*Your objective*
Your answer should be the full listing, copied word for word.

*Supplied entries*
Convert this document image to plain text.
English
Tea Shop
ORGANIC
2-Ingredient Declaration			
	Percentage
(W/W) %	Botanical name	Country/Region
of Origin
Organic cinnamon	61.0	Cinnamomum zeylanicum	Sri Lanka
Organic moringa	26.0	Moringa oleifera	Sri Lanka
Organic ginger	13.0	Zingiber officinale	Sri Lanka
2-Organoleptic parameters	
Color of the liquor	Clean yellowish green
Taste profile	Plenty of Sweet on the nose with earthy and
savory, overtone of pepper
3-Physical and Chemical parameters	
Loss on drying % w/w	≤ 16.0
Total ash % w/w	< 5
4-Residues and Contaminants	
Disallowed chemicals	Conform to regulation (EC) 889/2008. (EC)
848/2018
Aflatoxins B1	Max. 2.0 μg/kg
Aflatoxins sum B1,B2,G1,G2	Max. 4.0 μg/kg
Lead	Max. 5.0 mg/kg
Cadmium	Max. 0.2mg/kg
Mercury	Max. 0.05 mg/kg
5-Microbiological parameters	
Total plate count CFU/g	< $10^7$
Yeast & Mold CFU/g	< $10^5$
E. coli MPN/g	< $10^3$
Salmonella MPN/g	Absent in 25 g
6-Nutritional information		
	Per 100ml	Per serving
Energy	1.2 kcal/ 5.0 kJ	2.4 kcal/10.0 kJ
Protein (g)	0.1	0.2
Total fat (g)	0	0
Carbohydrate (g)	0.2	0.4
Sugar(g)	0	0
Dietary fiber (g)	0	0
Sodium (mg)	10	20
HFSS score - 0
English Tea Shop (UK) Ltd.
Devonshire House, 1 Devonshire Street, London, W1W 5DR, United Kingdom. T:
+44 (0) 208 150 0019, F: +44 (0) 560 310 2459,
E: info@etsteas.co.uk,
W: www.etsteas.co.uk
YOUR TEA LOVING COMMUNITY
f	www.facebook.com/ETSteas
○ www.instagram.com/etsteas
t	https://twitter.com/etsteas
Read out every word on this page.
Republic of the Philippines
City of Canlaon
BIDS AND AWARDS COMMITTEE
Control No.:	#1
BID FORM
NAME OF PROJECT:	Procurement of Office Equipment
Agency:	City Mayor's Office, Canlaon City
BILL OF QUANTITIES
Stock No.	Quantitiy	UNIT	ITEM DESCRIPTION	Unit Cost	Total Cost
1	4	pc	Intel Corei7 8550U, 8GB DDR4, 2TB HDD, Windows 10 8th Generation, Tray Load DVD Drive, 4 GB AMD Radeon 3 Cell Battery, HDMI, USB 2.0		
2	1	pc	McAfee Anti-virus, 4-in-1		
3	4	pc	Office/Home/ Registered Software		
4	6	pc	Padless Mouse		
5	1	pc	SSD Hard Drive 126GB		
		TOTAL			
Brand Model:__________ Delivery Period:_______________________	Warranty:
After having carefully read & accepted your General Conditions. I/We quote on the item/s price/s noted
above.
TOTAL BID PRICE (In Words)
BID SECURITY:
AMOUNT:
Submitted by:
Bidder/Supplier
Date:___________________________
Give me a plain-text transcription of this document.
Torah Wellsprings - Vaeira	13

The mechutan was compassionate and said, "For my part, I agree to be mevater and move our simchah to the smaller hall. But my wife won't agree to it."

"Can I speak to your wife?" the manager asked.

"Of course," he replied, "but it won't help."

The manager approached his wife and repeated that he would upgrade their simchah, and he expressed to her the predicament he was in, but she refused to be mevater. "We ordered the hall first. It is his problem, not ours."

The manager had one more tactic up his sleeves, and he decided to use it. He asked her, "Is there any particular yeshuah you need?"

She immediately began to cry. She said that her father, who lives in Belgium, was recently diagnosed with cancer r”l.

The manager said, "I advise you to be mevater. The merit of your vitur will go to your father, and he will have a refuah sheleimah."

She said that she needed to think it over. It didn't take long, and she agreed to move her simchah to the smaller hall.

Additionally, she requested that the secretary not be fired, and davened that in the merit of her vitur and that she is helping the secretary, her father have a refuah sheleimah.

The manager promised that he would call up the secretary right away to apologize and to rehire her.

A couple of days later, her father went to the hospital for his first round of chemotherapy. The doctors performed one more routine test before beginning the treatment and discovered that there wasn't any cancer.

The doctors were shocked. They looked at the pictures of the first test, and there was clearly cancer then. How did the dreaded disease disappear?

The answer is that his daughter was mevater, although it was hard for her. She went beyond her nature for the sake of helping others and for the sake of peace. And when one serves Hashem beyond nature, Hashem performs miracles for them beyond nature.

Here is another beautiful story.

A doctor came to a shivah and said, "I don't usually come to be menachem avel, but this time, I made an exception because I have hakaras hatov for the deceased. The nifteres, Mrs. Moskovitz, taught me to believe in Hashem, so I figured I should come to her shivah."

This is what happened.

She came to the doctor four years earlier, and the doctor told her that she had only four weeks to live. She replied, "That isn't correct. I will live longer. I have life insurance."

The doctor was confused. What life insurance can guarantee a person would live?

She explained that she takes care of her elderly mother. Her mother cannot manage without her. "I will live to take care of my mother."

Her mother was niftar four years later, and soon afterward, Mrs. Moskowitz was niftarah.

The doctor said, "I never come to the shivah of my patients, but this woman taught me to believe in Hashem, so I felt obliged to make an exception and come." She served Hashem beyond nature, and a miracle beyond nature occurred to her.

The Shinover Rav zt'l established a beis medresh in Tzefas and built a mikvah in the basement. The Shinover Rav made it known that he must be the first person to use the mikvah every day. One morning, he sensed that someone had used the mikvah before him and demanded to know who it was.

*Answer to this problem*
Convert this document image to plain text.
English
Tea Shop
ORGANIC
2-Ingredient Declaration			
	Percentage
(W/W) %	Botanical name	Country/Region
of Origin
Organic cinnamon	61.0	Cinnamomum zeylanicum	Sri Lanka
Organic moringa	26.0	Moringa oleifera	Sri Lanka
Organic ginger	13.0	Zingiber officinale	Sri Lanka
2-Organoleptic parameters	
Color of the liquor	Clean yellowish green
Taste profile	Plenty of Sweet on the nose with earthy and
savory, overtone of pepper
3-Physical and Chemical parameters	
Loss on drying % w/w	≤ 16.0
Total ash % w/w	< 5
4-Residues and Contaminants	
Disallowed chemicals	Conform to regulation (EC) 889/2008. (EC)
848/2018
Aflatoxins B1	Max. 2.0 μg/kg
Aflatoxins sum B1,B2,G1,G2	Max. 4.0 μg/kg
Lead	Max. 5.0 mg/kg
Cadmium	Max. 0.2mg/kg
Mercury	Max. 0.05 mg/kg
5-Microbiological parameters	
Total plate count CFU/g	< $10^7$
Yeast & Mold CFU/g	< $10^5$
E. coli MPN/g	< $10^3$
Salmonella MPN/g	Absent in 25 g
6-Nutritional information		
	Per 100ml	Per serving
Energy	1.2 kcal/ 5.0 kJ	2.4 kcal/10.0 kJ
Protein (g)	0.1	0.2
Total fat (g)	0	0
Carbohydrate (g)	0.2	0.4
Sugar(g)	0	0
Dietary fiber (g)	0	0
Sodium (mg)	10	20
HFSS score - 0
English Tea Shop (UK) Ltd.
Devonshire House, 1 Devonshire Street, London, W1W 5DR, United Kingdom. T:
+44 (0) 208 150 0019, F: +44 (0) 560 310 2459,
E: info@etsteas.co.uk,
W: www.etsteas.co.uk
YOUR TEA LOVING COMMUNITY
f	www.facebook.com/ETSteas
○ www.instagram.com/etsteas
t	https://twitter.com/etsteas
Read out every word on this page.
Republic of the Philippines
City of Canlaon
BIDS AND AWARDS COMMITTEE
Control No.:	#1
BID FORM
NAME OF PROJECT:	Procurement of Office Equipment
Agency:	City Mayor's Office, Canlaon City
BILL OF QUANTITIES
Stock No.	Quantitiy	UNIT	ITEM DESCRIPTION	Unit Cost	Total Cost
1	4	pc	Intel Corei7 8550U, 8GB DDR4, 2TB HDD, Windows 10 8th Generation, Tray Load DVD Drive, 4 GB AMD Radeon 3 Cell Battery, HDMI, USB 2.0		
2	1	pc	McAfee Anti-virus, 4-in-1		
3	4	pc	Office/Home/ Registered Software		
4	6	pc	Padless Mouse		
5	1	pc	SSD Hard Drive 126GB		
		TOTAL			
Brand Model:__________ Delivery Period:_______________________	Warranty:
After having carefully read & accepted your General Conditions. I/We quote on the item/s price/s noted
above.
TOTAL BID PRICE (In Words)
BID SECURITY:
AMOUNT:
Submitted by:
Bidder/Supplier
Date:___________________________
Give me a plain-text transcription of this document.
Torah Wellsprings - Vaeira	13

The mechutan was compassionate and said, "For my part, I agree to be mevater and move our simchah to the smaller hall. But my wife won't agree to it."

"Can I speak to your wife?" the manager asked.

"Of course," he replied, "but it won't help."

The manager approached his wife and repeated that he would upgrade their simchah, and he expressed to her the predicament he was in, but she refused to be mevater. "We ordered the hall first. It is his problem, not ours."

The manager had one more tactic up his sleeves, and he decided to use it. He asked her, "Is there any particular yeshuah you need?"

She immediately began to cry. She said that her father, who lives in Belgium, was recently diagnosed with cancer r”l.

The manager said, "I advise you to be mevater. The merit of your vitur will go to your father, and he will have a refuah sheleimah."

She said that she needed to think it over. It didn't take long, and she agreed to move her simchah to the smaller hall.

Additionally, she requested that the secretary not be fired, and davened that in the merit of her vitur and that she is helping the secretary, her father have a refuah sheleimah.

The manager promised that he would call up the secretary right away to apologize and to rehire her.

A couple of days later, her father went to the hospital for his first round of chemotherapy. The doctors performed one more routine test before beginning the treatment and discovered that there wasn't any cancer.

The doctors were shocked. They looked at the pictures of the first test, and there was clearly cancer then. How did the dreaded disease disappear?

The answer is that his daughter was mevater, although it was hard for her. She went beyond her nature for the sake of helping others and for the sake of peace. And when one serves Hashem beyond nature, Hashem performs miracles for them beyond nature.

Here is another beautiful story.

A doctor came to a shivah and said, "I don't usually come to be menachem avel, but this time, I made an exception because I have hakaras hatov for the deceased. The nifteres, Mrs. Moskovitz, taught me to believe in Hashem, so I figured I should come to her shivah."

This is what happened.

She came to the doctor four years earlier, and the doctor told her that she had only four weeks to live. She replied, "That isn't correct. I will live longer. I have life insurance."

The doctor was confused. What life insurance can guarantee a person would live?

She explained that she takes care of her elderly mother. Her mother cannot manage without her. "I will live to take care of my mother."

Her mother was niftar four years later, and soon afterward, Mrs. Moskowitz was niftarah.

The doctor said, "I never come to the shivah of my patients, but this woman taught me to believe in Hashem, so I felt obliged to make an exception and come." She served Hashem beyond nature, and a miracle beyond nature occurred to her.

The Shinover Rav zt'l established a beis medresh in Tzefas and built a mikvah in the basement. The Shinover Rav made it known that he must be the first person to use the mikvah every day. One morning, he sensed that someone had used the mikvah before him and demanded to know who it was.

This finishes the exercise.